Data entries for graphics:
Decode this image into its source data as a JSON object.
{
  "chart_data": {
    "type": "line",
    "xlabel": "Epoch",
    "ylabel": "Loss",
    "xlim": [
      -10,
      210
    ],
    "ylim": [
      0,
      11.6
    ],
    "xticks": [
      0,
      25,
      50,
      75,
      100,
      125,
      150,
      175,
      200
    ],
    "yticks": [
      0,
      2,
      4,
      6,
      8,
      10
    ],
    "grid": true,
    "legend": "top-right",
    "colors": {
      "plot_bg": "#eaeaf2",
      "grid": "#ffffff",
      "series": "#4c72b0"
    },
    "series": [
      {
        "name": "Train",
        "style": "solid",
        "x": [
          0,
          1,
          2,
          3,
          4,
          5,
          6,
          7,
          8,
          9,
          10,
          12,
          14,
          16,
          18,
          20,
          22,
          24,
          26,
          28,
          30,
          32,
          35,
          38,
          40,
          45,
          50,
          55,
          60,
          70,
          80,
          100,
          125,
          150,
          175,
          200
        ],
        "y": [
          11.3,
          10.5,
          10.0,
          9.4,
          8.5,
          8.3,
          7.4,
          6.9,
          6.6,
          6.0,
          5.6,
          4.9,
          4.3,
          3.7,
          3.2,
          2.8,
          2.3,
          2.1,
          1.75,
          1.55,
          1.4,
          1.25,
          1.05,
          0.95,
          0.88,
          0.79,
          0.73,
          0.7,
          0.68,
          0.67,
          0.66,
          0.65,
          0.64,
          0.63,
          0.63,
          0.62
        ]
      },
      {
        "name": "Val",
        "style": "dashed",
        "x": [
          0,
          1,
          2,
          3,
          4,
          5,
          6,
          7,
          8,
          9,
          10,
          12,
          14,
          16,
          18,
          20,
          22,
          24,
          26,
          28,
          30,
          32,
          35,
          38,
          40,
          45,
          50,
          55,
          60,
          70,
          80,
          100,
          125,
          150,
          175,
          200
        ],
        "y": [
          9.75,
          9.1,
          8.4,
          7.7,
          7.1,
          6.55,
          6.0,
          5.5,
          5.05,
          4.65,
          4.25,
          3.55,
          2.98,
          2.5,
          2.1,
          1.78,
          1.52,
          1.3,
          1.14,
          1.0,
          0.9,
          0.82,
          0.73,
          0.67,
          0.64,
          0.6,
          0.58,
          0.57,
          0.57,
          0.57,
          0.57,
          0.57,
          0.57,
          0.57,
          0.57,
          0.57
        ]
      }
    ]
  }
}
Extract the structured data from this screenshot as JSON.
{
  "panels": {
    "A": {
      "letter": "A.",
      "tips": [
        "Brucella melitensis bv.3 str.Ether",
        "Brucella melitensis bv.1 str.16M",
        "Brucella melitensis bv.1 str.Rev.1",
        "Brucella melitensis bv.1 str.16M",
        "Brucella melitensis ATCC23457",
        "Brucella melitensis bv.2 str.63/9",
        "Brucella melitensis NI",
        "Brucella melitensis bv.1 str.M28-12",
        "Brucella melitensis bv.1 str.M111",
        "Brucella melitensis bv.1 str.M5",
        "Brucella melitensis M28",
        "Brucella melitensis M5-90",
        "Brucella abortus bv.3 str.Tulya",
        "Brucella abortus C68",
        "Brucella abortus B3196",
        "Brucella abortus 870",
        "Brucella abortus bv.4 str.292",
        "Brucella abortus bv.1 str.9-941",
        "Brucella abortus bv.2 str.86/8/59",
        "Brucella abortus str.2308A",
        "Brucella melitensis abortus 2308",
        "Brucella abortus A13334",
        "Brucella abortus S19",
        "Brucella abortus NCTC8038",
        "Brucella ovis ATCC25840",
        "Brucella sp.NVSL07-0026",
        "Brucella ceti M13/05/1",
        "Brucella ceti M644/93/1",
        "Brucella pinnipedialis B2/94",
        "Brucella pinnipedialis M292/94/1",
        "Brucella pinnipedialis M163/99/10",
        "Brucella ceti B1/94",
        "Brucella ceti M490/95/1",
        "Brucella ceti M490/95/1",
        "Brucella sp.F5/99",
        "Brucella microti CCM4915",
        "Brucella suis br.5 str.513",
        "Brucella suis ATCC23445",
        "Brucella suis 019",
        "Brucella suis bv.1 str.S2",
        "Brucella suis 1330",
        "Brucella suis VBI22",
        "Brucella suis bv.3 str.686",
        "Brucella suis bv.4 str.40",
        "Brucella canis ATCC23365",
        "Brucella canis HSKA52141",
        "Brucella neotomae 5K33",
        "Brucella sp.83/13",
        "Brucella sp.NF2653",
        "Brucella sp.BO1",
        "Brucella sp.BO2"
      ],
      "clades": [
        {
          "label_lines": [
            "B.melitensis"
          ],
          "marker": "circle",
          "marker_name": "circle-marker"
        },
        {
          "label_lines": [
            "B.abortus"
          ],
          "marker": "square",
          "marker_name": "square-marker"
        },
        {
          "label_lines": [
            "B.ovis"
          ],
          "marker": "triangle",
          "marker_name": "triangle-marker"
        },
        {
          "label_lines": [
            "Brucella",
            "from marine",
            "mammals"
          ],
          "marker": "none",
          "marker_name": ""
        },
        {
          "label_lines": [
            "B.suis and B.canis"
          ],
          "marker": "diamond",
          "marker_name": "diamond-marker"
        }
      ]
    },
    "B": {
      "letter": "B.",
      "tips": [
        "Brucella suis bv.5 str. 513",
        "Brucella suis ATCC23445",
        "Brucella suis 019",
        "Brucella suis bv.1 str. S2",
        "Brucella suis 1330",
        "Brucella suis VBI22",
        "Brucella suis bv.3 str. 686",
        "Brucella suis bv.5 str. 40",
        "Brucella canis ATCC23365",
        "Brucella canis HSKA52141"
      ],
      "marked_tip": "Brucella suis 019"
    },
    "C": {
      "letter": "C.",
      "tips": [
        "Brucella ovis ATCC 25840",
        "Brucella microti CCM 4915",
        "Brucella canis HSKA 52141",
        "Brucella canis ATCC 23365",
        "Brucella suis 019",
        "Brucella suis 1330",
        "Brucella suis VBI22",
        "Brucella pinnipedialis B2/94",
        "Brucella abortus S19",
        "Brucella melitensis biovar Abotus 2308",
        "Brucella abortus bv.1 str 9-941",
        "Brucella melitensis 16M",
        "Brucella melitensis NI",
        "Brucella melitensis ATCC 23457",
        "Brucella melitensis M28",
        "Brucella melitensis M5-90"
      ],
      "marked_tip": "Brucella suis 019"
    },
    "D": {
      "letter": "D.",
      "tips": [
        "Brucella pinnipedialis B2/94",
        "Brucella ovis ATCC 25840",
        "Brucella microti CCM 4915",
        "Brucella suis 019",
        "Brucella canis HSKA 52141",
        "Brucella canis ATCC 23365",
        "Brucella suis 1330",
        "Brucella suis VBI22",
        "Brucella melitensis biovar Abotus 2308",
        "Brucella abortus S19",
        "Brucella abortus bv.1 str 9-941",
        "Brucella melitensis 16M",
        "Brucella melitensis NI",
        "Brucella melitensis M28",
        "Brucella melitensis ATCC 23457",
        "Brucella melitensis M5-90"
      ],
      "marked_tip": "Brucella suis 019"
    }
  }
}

- INSTRUCTIONS TO FOLLOW
List every line above containing the word "JSON".

- ANSWER TO THIS EXERCISE
Decode this image into its source data as a JSON object.
Extract the structured data from this screenshot as JSON.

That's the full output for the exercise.